> _List of tasks_:
a) Do these statements agree with the Alzheimer's essay? Answer yes or no for each, quoting the exact words of the essay that decide it. (i) The mother was diagnosed more than seven years ago. (ii) The mother can still walk but no longer speaks. (iii) The writer expects the disease may go on for many more years.
b) Can you copy out everything in the Alzheimer's essay from "We made a point" down to "to my father.", changing "sister" to "brother"?
c) How might the Alzheimer's essay go on? Continue it from its last sentence.

> _Passage to read_:
#####

My Sister and I Have Become the Parents
by Susan Thornton
More than seven years ago, my mother was diagnosed with Alzheimer's disease. We've dealt with the "normal" issues a patient goes
through as they start fading away, including frequent "wandering trips" in
the middle of the night. It is a disease where you
have to adjust to the next phase and plateau the patient goes through. And
just when the family is getting used to dealing with this plateau, then the
decline phase hits and it starts all over again.
We made a point of spending as much quality
time as possible with her knowing that eventually she would be reduced to a
"shell" who would no longer recognize any of us.
She is now in the latter
stages of the disease, not recognizing us for many years. She can't walk, she doesn't speak a word
and the saddest part of all is the disease has affected her muscles so she
can't even raise her arms to feed herself or wipe her nose. Even as the latter stages
are upon us, we
know this disease can go on for many more years.
Both my
sister and I have, to a certain degree, become the parents. First to my
mother as she rapidly declined, but also to my father.

#####

> _Extracted material_:
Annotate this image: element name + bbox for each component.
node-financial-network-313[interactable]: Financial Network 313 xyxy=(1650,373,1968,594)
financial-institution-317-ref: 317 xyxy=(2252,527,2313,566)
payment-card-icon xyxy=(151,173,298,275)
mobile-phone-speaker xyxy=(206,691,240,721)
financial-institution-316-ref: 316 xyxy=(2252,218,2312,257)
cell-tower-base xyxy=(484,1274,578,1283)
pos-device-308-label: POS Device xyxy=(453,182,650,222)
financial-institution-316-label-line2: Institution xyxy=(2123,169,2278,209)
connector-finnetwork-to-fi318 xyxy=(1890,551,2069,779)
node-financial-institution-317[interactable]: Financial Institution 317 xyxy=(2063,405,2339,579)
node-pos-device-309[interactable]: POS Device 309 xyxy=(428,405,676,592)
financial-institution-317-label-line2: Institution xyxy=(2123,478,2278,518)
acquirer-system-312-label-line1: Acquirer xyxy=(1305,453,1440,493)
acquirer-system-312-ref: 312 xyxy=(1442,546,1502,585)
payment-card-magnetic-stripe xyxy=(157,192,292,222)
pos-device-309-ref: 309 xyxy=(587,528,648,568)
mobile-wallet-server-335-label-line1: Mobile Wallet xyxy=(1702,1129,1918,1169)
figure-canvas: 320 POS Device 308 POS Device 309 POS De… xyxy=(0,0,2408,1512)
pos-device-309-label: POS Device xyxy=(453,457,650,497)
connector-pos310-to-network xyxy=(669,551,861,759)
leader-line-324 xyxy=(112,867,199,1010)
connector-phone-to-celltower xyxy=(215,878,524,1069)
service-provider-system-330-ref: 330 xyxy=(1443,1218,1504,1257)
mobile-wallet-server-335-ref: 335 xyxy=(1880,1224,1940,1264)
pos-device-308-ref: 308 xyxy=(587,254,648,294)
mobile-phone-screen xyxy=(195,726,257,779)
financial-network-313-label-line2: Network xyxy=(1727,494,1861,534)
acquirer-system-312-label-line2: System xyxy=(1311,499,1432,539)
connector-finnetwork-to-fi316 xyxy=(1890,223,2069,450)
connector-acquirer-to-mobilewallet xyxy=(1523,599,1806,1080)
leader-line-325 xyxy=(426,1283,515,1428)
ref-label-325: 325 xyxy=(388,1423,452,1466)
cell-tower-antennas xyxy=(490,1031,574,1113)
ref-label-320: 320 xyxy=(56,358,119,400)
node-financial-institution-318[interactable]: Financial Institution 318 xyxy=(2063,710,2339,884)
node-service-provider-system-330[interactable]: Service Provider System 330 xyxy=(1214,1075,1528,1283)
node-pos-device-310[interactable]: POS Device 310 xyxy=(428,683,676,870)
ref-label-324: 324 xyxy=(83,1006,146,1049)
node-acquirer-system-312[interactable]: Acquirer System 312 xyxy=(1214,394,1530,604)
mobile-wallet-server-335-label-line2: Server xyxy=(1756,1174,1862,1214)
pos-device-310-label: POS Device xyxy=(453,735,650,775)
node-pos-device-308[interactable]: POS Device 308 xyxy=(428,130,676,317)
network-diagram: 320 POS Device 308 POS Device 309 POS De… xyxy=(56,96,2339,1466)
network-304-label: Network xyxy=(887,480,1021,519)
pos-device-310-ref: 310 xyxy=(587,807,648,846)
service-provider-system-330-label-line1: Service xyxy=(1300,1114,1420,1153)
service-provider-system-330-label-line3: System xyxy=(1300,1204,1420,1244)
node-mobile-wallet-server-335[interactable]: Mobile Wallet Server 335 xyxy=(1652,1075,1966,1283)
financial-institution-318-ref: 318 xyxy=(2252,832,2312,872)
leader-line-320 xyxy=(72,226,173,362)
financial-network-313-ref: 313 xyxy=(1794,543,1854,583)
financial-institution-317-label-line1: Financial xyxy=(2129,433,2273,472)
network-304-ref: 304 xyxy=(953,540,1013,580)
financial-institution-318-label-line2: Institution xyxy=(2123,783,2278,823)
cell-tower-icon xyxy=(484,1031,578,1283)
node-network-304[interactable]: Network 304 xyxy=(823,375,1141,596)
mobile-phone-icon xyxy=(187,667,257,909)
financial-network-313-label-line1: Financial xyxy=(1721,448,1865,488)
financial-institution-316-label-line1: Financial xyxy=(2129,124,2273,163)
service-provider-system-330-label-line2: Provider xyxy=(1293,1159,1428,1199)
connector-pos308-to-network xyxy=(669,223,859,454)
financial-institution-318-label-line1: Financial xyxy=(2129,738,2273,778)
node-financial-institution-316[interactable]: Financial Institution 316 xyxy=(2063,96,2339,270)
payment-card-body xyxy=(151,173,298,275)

#####

> _Answers below_:
a)
(i) Yes: "More than seven years ago, my mother was diagnosed with Alzheimer's disease."
(ii) No: "She can't walk, she doesn't speak a word"
(iii) Yes: "we know this disease can go on for many more years."

b)
We made a point of spending as much quality
time as possible with her knowing that eventually she would be reduced to a
"shell" who would no longer recognize any of us.
She is now in the latter
stages of the disease, not recognizing us for many years. She can't walk, she doesn't speak a word
and the saddest part of all is the disease has affected her muscles so she
can't even raise her arms to feed herself or wipe her nose. Even as the latter stages
are upon us, we
know this disease can go on for many more years.
Both my
brother and I have, to a certain degree, become the parents. First to my
mother as she rapidly declined, but also to my father.

c)
My father is a
perfectionist. Everything has to be in order, and with the disease, there
is no controlling what will happen next. He has made great strides in
accepting what cannot be changed and making the best of it. He has taken wonderful
care of her, still keeping her home with minor assistance.
Since both my sister
and I live an hour away from our parents, we call him daily to make sure he thinks through what needs to be
done that day. This might include noting which home health aide is coming (there has been so much
turnover), ensuring prescriptions are filled before there's only one
pill left, planning ahead to have food in the house, (especially before a
major snowstorm) and making sure sure doctor appointments are marked down on a
central calendar kept in the kitchen.
As he gets older, it's hard for him to concentrate on
more than one thing at a time, so we have to logically prioritize for him.
The stress and strain of caregiving has affected him. We try to take him on
a nice respite vacation once a year and plan some day trips during the year.
Although there have been turbulent times, we are committed as a family to
help. My sister and I take turns visiting my parents every week, feeding my
mother and keeping my father company. Many "friends" of his were scared off
when my mother started getting sick, so he has very few that offer support.
Getting my father to go to an Alzheimer's support group was one of the
best things we ever did. Despite initial arguments as to "why do I want to
hear about other people's problems", he now goes to a support group twice a
month and looks forward to it. He has made friends there who understand
more than others what it's like to live with someone with the disease.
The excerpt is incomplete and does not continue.